_Requirement:_ Find all lines in the records that include the word "років", and copy them out.

(Collected data)
-- BEGIN --

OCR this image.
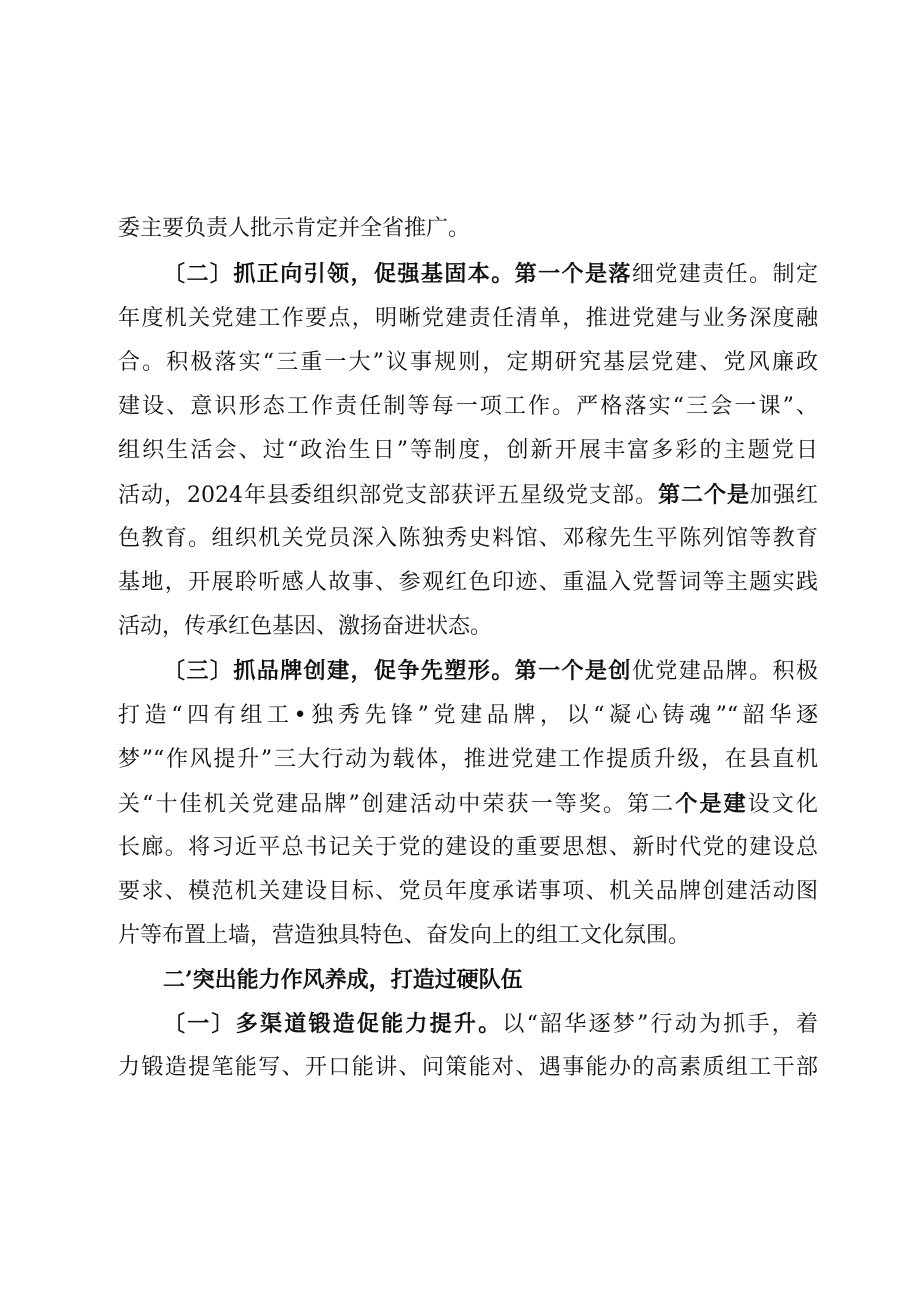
委主要负责人批示肯定并全省推广。
〔二〕抓正向引领，促强基固本。第一个是落细党建责任。制定
年度机关党建工作要点，明晰党建责任清单，推进党建与业务深度融
合。积极落实“三重一大”议事规则，定期研究基层党建、党风廉政
建设、意识形态工作责任制等每一项工作。严格落实“三会一课”、
组织生活会、过“政治生日”等制度，创新开展丰富多彩的主题党日
活动，2024年县委组织部党支部获评五星级党支部。第二个是加强红
色教育。组织机关党员深入陈独秀史料馆、邓稼先生平陈列馆等教育
基地，开展聆听感人故事、参观红色印迹、重温入党誓词等主题实践
活动，传承红色基因、激扬奋进状态。
〔三〕抓品牌创建，促争先塑形。第一个是创优党建品牌。积极
打造“四有组工•独秀先锋”党建品牌，以“凝心铸魂”“韶华逐
梦”“作风提升”三大行动为载体，推进党建工作提质升级，在县直机
关“十佳机关党建品牌”创建活动中荣获一等奖。第二个是建设文化
长廊。将习近平总书记关于党的建设的重要思想、新时代党的建设总
要求、模范机关建设目标、党员年度承诺事项、机关品牌创建活动图
片等布置上墙，营造独具特色、奋发向上的组工文化氛围。
二’突出能力作风养成，打造过硬队伍
〔一〕多渠道锻造促能力提升。以“韶华逐梦”行动为抓手，着
力锻造提笔能写、开口能讲、问策能对、遇事能办的高素质组工干部
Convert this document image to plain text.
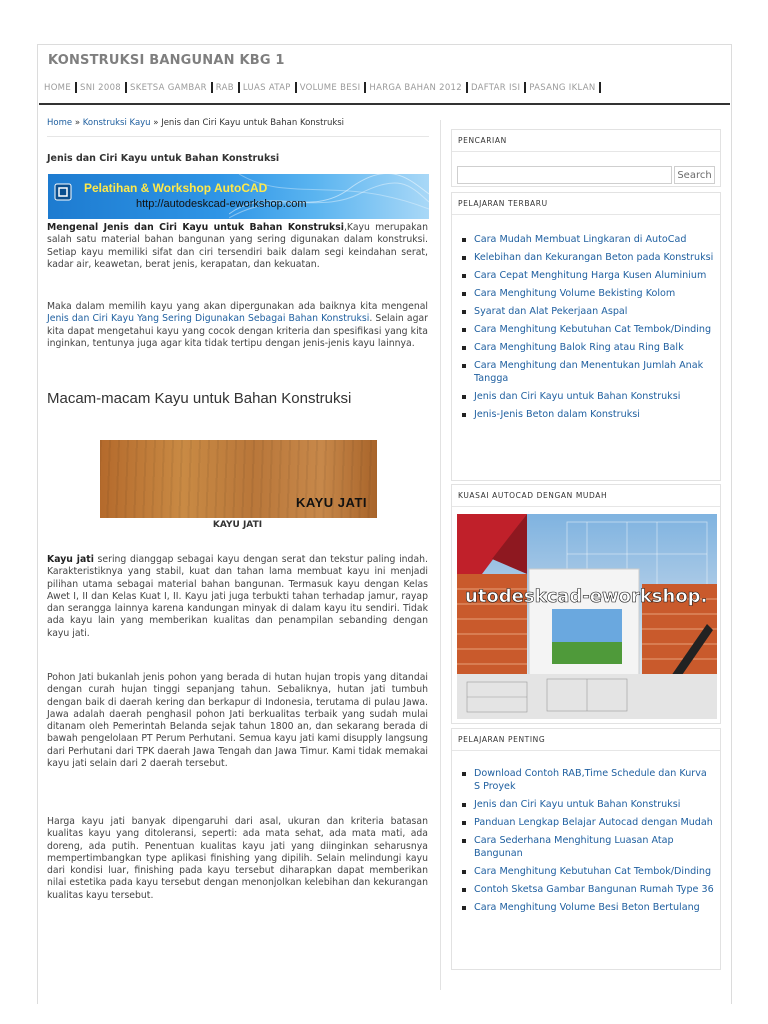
KONSTRUKSI BANGUNAN KBG 1
HOME SNI 2008 SKETSA GAMBAR RAB LUAS ATAP VOLUME BESI HARGA BAHAN 2012 DAFTAR ISI PASANG IKLAN
Home » Konstruksi Kayu » Jenis dan Ciri Kayu untuk Bahan Konstruksi
Jenis dan Ciri Kayu untuk Bahan Konstruksi
Pelatihan & Workshop AutoCAD
http://autodeskcad-eworkshop.com
Mengenal Jenis dan Ciri Kayu untuk Bahan Konstruksi,Kayu merupakan salah satu material bahan bangunan yang sering digunakan dalam konstruksi. Setiap kayu memiliki sifat dan ciri tersendiri baik dalam segi keindahan serat, kadar air, keawetan, berat jenis, kerapatan, dan kekuatan.
Maka dalam memilih kayu yang akan dipergunakan ada baiknya kita mengenal Jenis dan Ciri Kayu Yang Sering Digunakan Sebagai Bahan Konstruksi. Selain agar kita dapat mengetahui kayu yang cocok dengan kriteria dan spesifikasi yang kita inginkan, tentunya juga agar kita tidak tertipu dengan jenis-jenis kayu lainnya.
Macam-macam Kayu untuk Bahan Konstruksi
KAYU JATI
KAYU JATI
Kayu jati sering dianggap sebagai kayu dengan serat dan tekstur paling indah. Karakteristiknya yang stabil, kuat dan tahan lama membuat kayu ini menjadi pilihan utama sebagai material bahan bangunan. Termasuk kayu dengan Kelas Awet I, II dan Kelas Kuat I, II. Kayu jati juga terbukti tahan terhadap jamur, rayap dan serangga lainnya karena kandungan minyak di dalam kayu itu sendiri. Tidak ada kayu lain yang memberikan kualitas dan penampilan sebanding dengan kayu jati.
Pohon Jati bukanlah jenis pohon yang berada di hutan hujan tropis yang ditandai dengan curah hujan tinggi sepanjang tahun. Sebaliknya, hutan jati tumbuh dengan baik di daerah kering dan berkapur di Indonesia, terutama di pulau Jawa. Jawa adalah daerah penghasil pohon Jati berkualitas terbaik yang sudah mulai ditanam oleh Pemerintah Belanda sejak tahun 1800 an, dan sekarang berada di bawah pengelolaan PT Perum Perhutani. Semua kayu jati kami disupply langsung dari Perhutani dari TPK daerah Jawa Tengah dan Jawa Timur. Kami tidak memakai kayu jati selain dari 2 daerah tersebut.
Harga kayu jati banyak dipengaruhi dari asal, ukuran dan kriteria batasan kualitas kayu yang ditoleransi, seperti: ada mata sehat, ada mata mati, ada doreng, ada putih. Penentuan kualitas kayu jati yang diinginkan seharusnya mempertimbangkan type aplikasi finishing yang dipilih. Selain melindungi kayu dari kondisi luar, finishing pada kayu tersebut diharapkan dapat memberikan nilai estetika pada kayu tersebut dengan menonjolkan kelebihan dan kekurangan kualitas kayu tersebut.
PENCARIAN
Search
PELAJARAN TERBARU
Cara Mudah Membuat Lingkaran di AutoCad
Kelebihan dan Kekurangan Beton pada Konstruksi
Cara Cepat Menghitung Harga Kusen Aluminium
Cara Menghitung Volume Bekisting Kolom
Syarat dan Alat Pekerjaan Aspal
Cara Menghitung Kebutuhan Cat Tembok/Dinding
Cara Menghitung Balok Ring atau Ring Balk
Cara Menghitung dan Menentukan Jumlah Anak Tangga
Jenis dan Ciri Kayu untuk Bahan Konstruksi
Jenis-Jenis Beton dalam Konstruksi
KUASAI AUTOCAD DENGAN MUDAH
utodeskcad-eworkshop.
PELAJARAN PENTING
Download Contoh RAB,Time Schedule dan Kurva S Proyek
Jenis dan Ciri Kayu untuk Bahan Konstruksi
Panduan Lengkap Belajar Autocad dengan Mudah
Cara Sederhana Menghitung Luasan Atap Bangunan
Cara Menghitung Kebutuhan Cat Tembok/Dinding
Contoh Sketsa Gambar Bangunan Rumah Type 36
Cara Menghitung Volume Besi Beton Bertulang
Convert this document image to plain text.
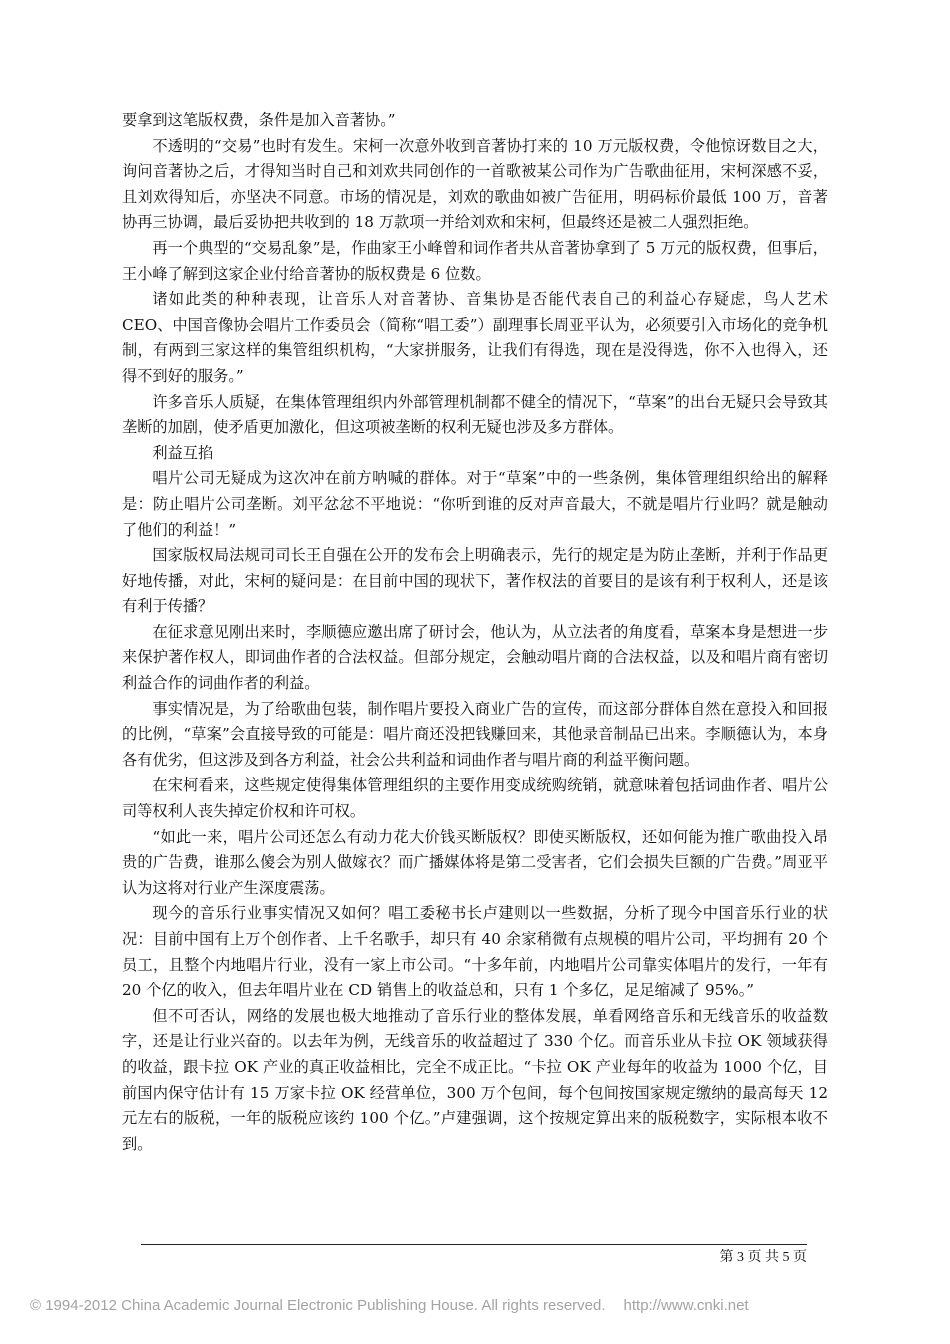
要拿到这笔版权费，条件是加入音著协。”

不透明的“交易”也时有发生。宋柯一次意外收到音著协打来的 10 万元版权费，令他惊讶数目之大，询问音著协之后，才得知当时自己和刘欢共同创作的一首歌被某公司作为广告歌曲征用，宋柯深感不妥，且刘欢得知后，亦坚决不同意。市场的情况是，刘欢的歌曲如被广告征用，明码标价最低 100 万，音著协再三协调，最后妥协把共收到的 18 万款项一并给刘欢和宋柯，但最终还是被二人强烈拒绝。

再一个典型的“交易乱象”是，作曲家王小峰曾和词作者共从音著协拿到了 5 万元的版权费，但事后，王小峰了解到这家企业付给音著协的版权费是 6 位数。

诸如此类的种种表现，让音乐人对音著协、音集协是否能代表自己的利益心存疑虑，鸟人艺术 CEO、中国音像协会唱片工作委员会（简称“唱工委”）副理事长周亚平认为，必须要引入市场化的竞争机制，有两到三家这样的集管组织机构，“大家拼服务，让我们有得选，现在是没得选，你不入也得入，还得不到好的服务。”

许多音乐人质疑，在集体管理组织内外部管理机制都不健全的情况下，“草案”的出台无疑只会导致其垄断的加剧，使矛盾更加激化，但这项被垄断的权利无疑也涉及多方群体。

利益互掐

唱片公司无疑成为这次冲在前方呐喊的群体。对于“草案”中的一些条例，集体管理组织给出的解释是：防止唱片公司垄断。刘平忿忿不平地说：“你听到谁的反对声音最大，不就是唱片行业吗？就是触动了他们的利益！”

国家版权局法规司司长王自强在公开的发布会上明确表示，先行的规定是为防止垄断，并利于作品更好地传播，对此，宋柯的疑问是：在目前中国的现状下，著作权法的首要目的是该有利于权利人，还是该有利于传播？

在征求意见刚出来时，李顺德应邀出席了研讨会，他认为，从立法者的角度看，草案本身是想进一步来保护著作权人，即词曲作者的合法权益。但部分规定，会触动唱片商的合法权益，以及和唱片商有密切利益合作的词曲作者的利益。

事实情况是，为了给歌曲包装，制作唱片要投入商业广告的宣传，而这部分群体自然在意投入和回报的比例，“草案”会直接导致的可能是：唱片商还没把钱赚回来，其他录音制品已出来。李顺德认为，本身各有优劣，但这涉及到各方利益，社会公共利益和词曲作者与唱片商的利益平衡问题。

在宋柯看来，这些规定使得集体管理组织的主要作用变成统购统销，就意味着包括词曲作者、唱片公司等权利人丧失掉定价权和许可权。

“如此一来，唱片公司还怎么有动力花大价钱买断版权？即使买断版权，还如何能为推广歌曲投入昂贵的广告费，谁那么傻会为别人做嫁衣？而广播媒体将是第二受害者，它们会损失巨额的广告费。”周亚平认为这将对行业产生深度震荡。

现今的音乐行业事实情况又如何？唱工委秘书长卢建则以一些数据，分析了现今中国音乐行业的状况：目前中国有上万个创作者、上千名歌手，却只有 40 余家稍微有点规模的唱片公司，平均拥有 20 个员工，且整个内地唱片行业，没有一家上市公司。“十多年前，内地唱片公司靠实体唱片的发行，一年有 20 个亿的收入，但去年唱片业在 CD 销售上的收益总和，只有 1 个多亿，足足缩减了 95%。”

但不可否认，网络的发展也极大地推动了音乐行业的整体发展，单看网络音乐和无线音乐的收益数字，还是让行业兴奋的。以去年为例，无线音乐的收益超过了 330 个亿。而音乐业从卡拉 OK 领域获得的收益，跟卡拉 OK 产业的真正收益相比，完全不成正比。“卡拉 OK 产业每年的收益为 1000 个亿，目前国内保守估计有 15 万家卡拉 OK 经营单位，300 万个包间，每个包间按国家规定缴纳的最高每天 12 元左右的版税，一年的版税应该约 100 个亿。”卢建强调，这个按规定算出来的版税数字，实际根本收不到。

第 3 页 共 5 页
© 1994-2012 China Academic Journal Electronic Publishing House. All rights reserved. http://www.cnki.net
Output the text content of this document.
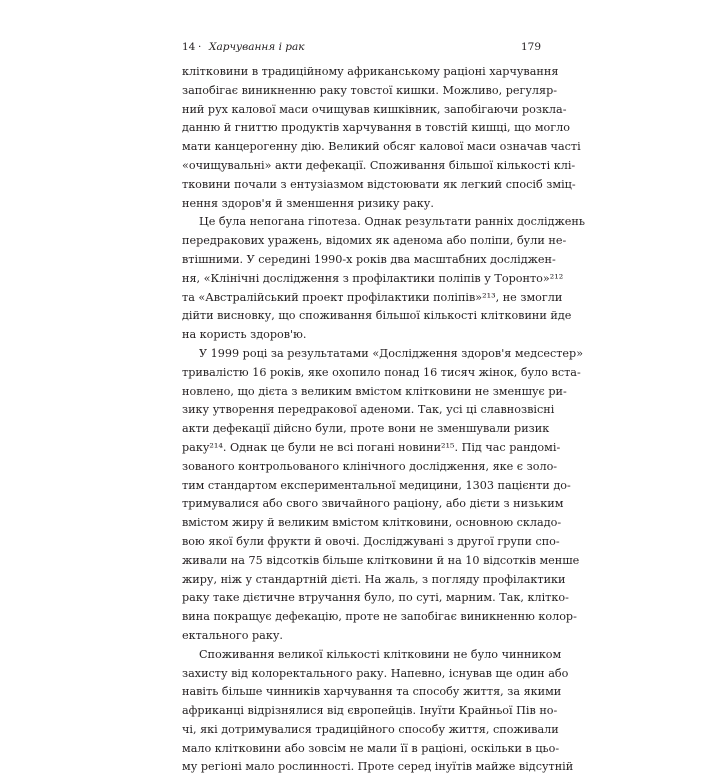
14 · Харчування і рак	179
клітковини в традиційному африканському раціоні харчування
запобігає виникненню раку товстої кишки. Можливо, регуляр-
ний рух калової маси очищував кишківник, запобігаючи розкла-
данню й гниттю продуктів харчування в товстій кишці, що могло
мати канцерогенну дію. Великий обсяг калової маси означав часті
«очищувальні» акти дефекації. Споживання більшої кількості клі-
тковини почали з ентузіазмом відстоювати як легкий спосіб зміц-
нення здоров'я й зменшення ризику раку.
Це була непогана гіпотеза. Однак результати ранніх досліджень
передракових уражень, відомих як аденома або поліпи, були не-
втішними. У середині 1990-х років два масштабних досліджен-
ня, «Клінічні дослідження з профілактики поліпів у Торонто»²¹²
та «Австралійський проект профілактики поліпів»²¹³, не змогли
дійти висновку, що споживання більшої кількості клітковини йде
на користь здоров'ю.
У 1999 році за результатами «Дослідження здоров'я медсестер»
тривалістю 16 років, яке охопило понад 16 тисяч жінок, було вста-
новлено, що дієта з великим вмістом клітковини не зменшує ри-
зику утворення передракової аденоми. Так, усі ці славнозвісні
акти дефекації дійсно були, проте вони не зменшували ризик
раку²¹⁴. Однак це були не всі погані новини²¹⁵. Під час рандомі-
зованого контрольованого клінічного дослідження, яке є золо-
тим стандартом експериментальної медицини, 1303 пацієнти до-
тримувалися або свого звичайного раціону, або дієти з низьким
вмістом жиру й великим вмістом клітковини, основною складо-
вою якої були фрукти й овочі. Досліджувані з другої групи спо-
живали на 75 відсотків більше клітковини й на 10 відсотків менше
жиру, ніж у стандартній дієті. На жаль, з погляду профілактики
раку таке дієтичне втручання було, по суті, марним. Так, кліткo-
вина покращує дефекацію, проте не запобігає виникненню колор-
ектального раку.
Споживання великої кількості клітковини не було чинником
захисту від колоректального раку. Напевно, існував ще один або
навіть більше чинників харчування та способу життя, за якими
африканці відрізнялися від європейців. Інуїти Крайньої Пів но-
чі, які дотримувалися традиційного способу життя, споживали
мало клітковини або зовсім не мали її в раціоні, оскільки в цьо-
му регіоні мало рослинності. Проте серед інуїтів майже відсутній
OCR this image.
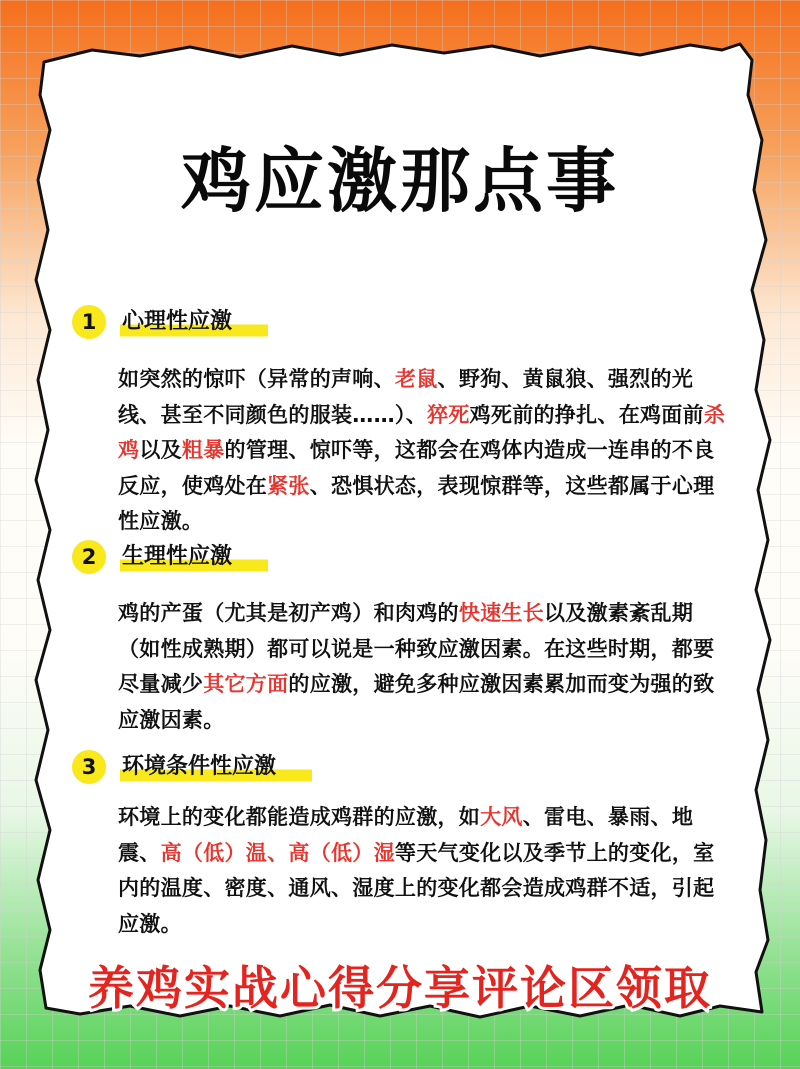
鸡应激那点事
1	心理性应激
如突然的惊吓（异常的声响、老鼠、野狗、黄鼠狼、强烈的光线、甚至不同颜色的服装……）、猝死鸡死前的挣扎、在鸡面前杀鸡以及粗暴的管理、惊吓等，这都会在鸡体内造成一连串的不良反应，使鸡处在紧张、恐惧状态，表现惊群等，这些都属于心理性应激。
2	生理性应激
鸡的产蛋（尤其是初产鸡）和肉鸡的快速生长以及激素紊乱期（如性成熟期）都可以说是一种致应激因素。在这些时期，都要尽量减少其它方面的应激，避免多种应激因素累加而变为强的致应激因素。
3	环境条件性应激
环境上的变化都能造成鸡群的应激，如大风、雷电、暴雨、地震、高（低）温、高（低）湿等天气变化以及季节上的变化，室内的温度、密度、通风、湿度上的变化都会造成鸡群不适，引起应激。
养鸡实战心得分享评论区领取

-- END --

_Task result:_
втішними. У середині 1990-х років два масштабних досліджен-
тривалістю 16 років, яке охопило понад 16 тисяч жінок, було вста-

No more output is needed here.